The request:
Look for the string "label" in the lines and copy each line that has it.

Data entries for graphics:

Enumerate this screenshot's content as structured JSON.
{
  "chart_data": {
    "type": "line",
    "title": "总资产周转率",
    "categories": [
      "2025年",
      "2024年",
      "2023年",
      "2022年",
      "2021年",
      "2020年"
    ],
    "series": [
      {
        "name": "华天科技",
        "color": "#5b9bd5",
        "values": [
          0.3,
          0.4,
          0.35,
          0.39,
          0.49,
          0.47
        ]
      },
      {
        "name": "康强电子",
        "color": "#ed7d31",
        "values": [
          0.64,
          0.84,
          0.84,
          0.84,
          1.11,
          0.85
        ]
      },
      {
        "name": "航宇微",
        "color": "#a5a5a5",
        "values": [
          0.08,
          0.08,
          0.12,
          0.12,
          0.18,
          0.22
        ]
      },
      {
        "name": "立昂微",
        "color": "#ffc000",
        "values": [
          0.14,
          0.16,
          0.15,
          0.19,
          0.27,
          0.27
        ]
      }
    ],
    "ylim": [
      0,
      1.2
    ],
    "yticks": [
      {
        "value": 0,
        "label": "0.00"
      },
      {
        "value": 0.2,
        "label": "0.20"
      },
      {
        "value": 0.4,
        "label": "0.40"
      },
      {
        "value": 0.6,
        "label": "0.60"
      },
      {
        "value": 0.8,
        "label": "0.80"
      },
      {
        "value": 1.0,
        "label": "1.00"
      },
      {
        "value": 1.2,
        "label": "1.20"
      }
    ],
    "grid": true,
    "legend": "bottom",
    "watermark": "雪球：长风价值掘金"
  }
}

Written response:
        "label": "0.00"
        "label": "0.20"
        "label": "0.40"
        "label": "0.60"
        "label": "0.80"
        "label": "1.00"
        "label": "1.20"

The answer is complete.